··· MATERIAL FOR THIS TASK

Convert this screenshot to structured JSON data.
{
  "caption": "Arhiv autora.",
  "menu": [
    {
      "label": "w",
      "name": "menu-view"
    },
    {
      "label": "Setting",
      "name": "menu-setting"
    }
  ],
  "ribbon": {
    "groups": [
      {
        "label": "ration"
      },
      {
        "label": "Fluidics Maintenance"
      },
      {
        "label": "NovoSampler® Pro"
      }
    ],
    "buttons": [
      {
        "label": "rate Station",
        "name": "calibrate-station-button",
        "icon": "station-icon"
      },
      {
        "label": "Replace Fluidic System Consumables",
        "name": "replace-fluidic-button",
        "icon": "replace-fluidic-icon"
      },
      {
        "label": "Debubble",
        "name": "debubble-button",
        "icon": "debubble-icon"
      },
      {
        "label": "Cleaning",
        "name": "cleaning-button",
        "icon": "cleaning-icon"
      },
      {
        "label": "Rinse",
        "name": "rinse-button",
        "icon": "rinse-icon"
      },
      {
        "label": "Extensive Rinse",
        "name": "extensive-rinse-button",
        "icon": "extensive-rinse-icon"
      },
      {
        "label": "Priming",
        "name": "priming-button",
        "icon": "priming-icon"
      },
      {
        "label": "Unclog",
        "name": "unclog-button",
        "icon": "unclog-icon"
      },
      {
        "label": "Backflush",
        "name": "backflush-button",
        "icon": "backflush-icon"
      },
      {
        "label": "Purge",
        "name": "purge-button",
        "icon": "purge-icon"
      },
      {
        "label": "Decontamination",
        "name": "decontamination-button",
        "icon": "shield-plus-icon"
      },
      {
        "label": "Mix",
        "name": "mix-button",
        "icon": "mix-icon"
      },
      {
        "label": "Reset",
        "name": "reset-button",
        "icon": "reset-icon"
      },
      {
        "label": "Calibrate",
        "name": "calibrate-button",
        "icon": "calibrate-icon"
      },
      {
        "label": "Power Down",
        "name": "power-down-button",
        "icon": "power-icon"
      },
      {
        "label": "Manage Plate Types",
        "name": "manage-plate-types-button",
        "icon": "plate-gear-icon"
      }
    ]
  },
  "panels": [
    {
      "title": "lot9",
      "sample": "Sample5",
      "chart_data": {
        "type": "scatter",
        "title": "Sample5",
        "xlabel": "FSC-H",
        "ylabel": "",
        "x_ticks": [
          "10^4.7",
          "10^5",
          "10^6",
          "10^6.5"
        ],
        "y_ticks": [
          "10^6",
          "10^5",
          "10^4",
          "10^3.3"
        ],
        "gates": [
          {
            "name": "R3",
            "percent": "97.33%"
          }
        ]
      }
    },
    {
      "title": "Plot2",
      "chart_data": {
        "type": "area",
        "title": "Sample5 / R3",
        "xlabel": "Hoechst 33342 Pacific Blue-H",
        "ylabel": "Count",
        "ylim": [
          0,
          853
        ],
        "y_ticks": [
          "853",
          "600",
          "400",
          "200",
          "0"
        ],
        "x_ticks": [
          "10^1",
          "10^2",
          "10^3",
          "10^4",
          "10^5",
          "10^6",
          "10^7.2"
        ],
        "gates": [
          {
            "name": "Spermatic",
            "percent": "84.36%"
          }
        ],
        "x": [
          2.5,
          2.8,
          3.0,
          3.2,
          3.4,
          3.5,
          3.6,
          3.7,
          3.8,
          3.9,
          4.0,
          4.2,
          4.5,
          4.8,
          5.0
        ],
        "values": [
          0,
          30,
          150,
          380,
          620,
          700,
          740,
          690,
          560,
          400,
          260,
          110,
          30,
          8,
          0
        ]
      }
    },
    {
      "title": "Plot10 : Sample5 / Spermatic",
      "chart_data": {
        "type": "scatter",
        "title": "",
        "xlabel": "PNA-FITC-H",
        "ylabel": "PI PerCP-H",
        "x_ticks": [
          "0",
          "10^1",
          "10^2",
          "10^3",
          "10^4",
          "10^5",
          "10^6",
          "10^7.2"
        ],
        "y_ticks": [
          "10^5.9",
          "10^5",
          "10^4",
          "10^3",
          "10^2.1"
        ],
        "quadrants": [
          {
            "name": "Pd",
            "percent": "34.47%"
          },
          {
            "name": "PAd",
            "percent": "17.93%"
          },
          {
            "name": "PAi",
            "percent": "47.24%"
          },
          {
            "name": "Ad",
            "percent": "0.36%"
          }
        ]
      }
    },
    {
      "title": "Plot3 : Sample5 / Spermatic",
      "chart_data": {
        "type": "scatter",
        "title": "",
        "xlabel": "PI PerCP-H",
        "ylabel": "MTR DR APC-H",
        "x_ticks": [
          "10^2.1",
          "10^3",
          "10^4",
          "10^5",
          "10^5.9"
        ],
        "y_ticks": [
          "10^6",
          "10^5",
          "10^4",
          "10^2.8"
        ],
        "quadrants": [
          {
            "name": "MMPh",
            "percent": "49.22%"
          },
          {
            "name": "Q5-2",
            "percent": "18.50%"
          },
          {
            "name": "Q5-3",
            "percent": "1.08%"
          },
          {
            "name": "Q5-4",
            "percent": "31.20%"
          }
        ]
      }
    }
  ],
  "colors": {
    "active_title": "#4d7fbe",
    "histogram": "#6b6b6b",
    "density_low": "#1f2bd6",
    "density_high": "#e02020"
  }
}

······

TASK DESCRIPTION | Quote the data in full, keeping each word unchanged.

REPLY |
Convert this screenshot to structured JSON data.
{
  "caption": "Arhiv autora.",
  "menu": [
    {
      "label": "w",
      "name": "menu-view"
    },
    {
      "label": "Setting",
      "name": "menu-setting"
    }
  ],
  "ribbon": {
    "groups": [
      {
        "label": "ration"
      },
      {
        "label": "Fluidics Maintenance"
      },
      {
        "label": "NovoSampler® Pro"
      }
    ],
    "buttons": [
      {
        "label": "rate Station",
        "name": "calibrate-station-button",
        "icon": "station-icon"
      },
      {
        "label": "Replace Fluidic System Consumables",
        "name": "replace-fluidic-button",
        "icon": "replace-fluidic-icon"
      },
      {
        "label": "Debubble",
        "name": "debubble-button",
        "icon": "debubble-icon"
      },
      {
        "label": "Cleaning",
        "name": "cleaning-button",
        "icon": "cleaning-icon"
      },
      {
        "label": "Rinse",
        "name": "rinse-button",
        "icon": "rinse-icon"
      },
      {
        "label": "Extensive Rinse",
        "name": "extensive-rinse-button",
        "icon": "extensive-rinse-icon"
      },
      {
        "label": "Priming",
        "name": "priming-button",
        "icon": "priming-icon"
      },
      {
        "label": "Unclog",
        "name": "unclog-button",
        "icon": "unclog-icon"
      },
      {
        "label": "Backflush",
        "name": "backflush-button",
        "icon": "backflush-icon"
      },
      {
        "label": "Purge",
        "name": "purge-button",
        "icon": "purge-icon"
      },
      {
        "label": "Decontamination",
        "name": "decontamination-button",
        "icon": "shield-plus-icon"
      },
      {
        "label": "Mix",
        "name": "mix-button",
        "icon": "mix-icon"
      },
      {
        "label": "Reset",
        "name": "reset-button",
        "icon": "reset-icon"
      },
      {
        "label": "Calibrate",
        "name": "calibrate-button",
        "icon": "calibrate-icon"
      },
      {
        "label": "Power Down",
        "name": "power-down-button",
        "icon": "power-icon"
      },
      {
        "label": "Manage Plate Types",
        "name": "manage-plate-types-button",
        "icon": "plate-gear-icon"
      }
    ]
  },
  "panels": [
    {
      "title": "lot9",
      "sample": "Sample5",
      "chart_data": {
        "type": "scatter",
        "title": "Sample5",
        "xlabel": "FSC-H",
        "ylabel": "",
        "x_ticks": [
          "10^4.7",
          "10^5",
          "10^6",
          "10^6.5"
        ],
        "y_ticks": [
          "10^6",
          "10^5",
          "10^4",
          "10^3.3"
        ],
        "gates": [
          {
            "name": "R3",
            "percent": "97.33%"
          }
        ]
      }
    },
    {
      "title": "Plot2",
      "chart_data": {
        "type": "area",
        "title": "Sample5 / R3",
        "xlabel": "Hoechst 33342 Pacific Blue-H",
        "ylabel": "Count",
        "ylim": [
          0,
          853
        ],
        "y_ticks": [
          "853",
          "600",
          "400",
          "200",
          "0"
        ],
        "x_ticks": [
          "10^1",
          "10^2",
          "10^3",
          "10^4",
          "10^5",
          "10^6",
          "10^7.2"
        ],
        "gates": [
          {
            "name": "Spermatic",
            "percent": "84.36%"
          }
        ],
        "x": [
          2.5,
          2.8,
          3.0,
          3.2,
          3.4,
          3.5,
          3.6,
          3.7,
          3.8,
          3.9,
          4.0,
          4.2,
          4.5,
          4.8,
          5.0
        ],
        "values": [
          0,
          30,
          150,
          380,
          620,
          700,
          740,
          690,
          560,
          400,
          260,
          110,
          30,
          8,
          0
        ]
      }
    },
    {
      "title": "Plot10 : Sample5 / Spermatic",
      "chart_data": {
        "type": "scatter",
        "title": "",
        "xlabel": "PNA-FITC-H",
        "ylabel": "PI PerCP-H",
        "x_ticks": [
          "0",
          "10^1",
          "10^2",
          "10^3",
          "10^4",
          "10^5",
          "10^6",
          "10^7.2"
        ],
        "y_ticks": [
          "10^5.9",
          "10^5",
          "10^4",
          "10^3",
          "10^2.1"
        ],
        "quadrants": [
          {
            "name": "Pd",
            "percent": "34.47%"
          },
          {
            "name": "PAd",
            "percent": "17.93%"
          },
          {
            "name": "PAi",
            "percent": "47.24%"
          },
          {
            "name": "Ad",
            "percent": "0.36%"
          }
        ]
      }
    },
    {
      "title": "Plot3 : Sample5 / Spermatic",
      "chart_data": {
        "type": "scatter",
        "title": "",
        "xlabel": "PI PerCP-H",
        "ylabel": "MTR DR APC-H",
        "x_ticks": [
          "10^2.1",
          "10^3",
          "10^4",
          "10^5",
          "10^5.9"
        ],
        "y_ticks": [
          "10^6",
          "10^5",
          "10^4",
          "10^2.8"
        ],
        "quadrants": [
          {
            "name": "MMPh",
            "percent": "49.22%"
          },
          {
            "name": "Q5-2",
            "percent": "18.50%"
          },
          {
            "name": "Q5-3",
            "percent": "1.08%"
          },
          {
            "name": "Q5-4",
            "percent": "31.20%"
          }
        ]
      }
    }
  ],
  "colors": {
    "active_title": "#4d7fbe",
    "histogram": "#6b6b6b",
    "density_low": "#1f2bd6",
    "density_high": "#e02020"
  }
}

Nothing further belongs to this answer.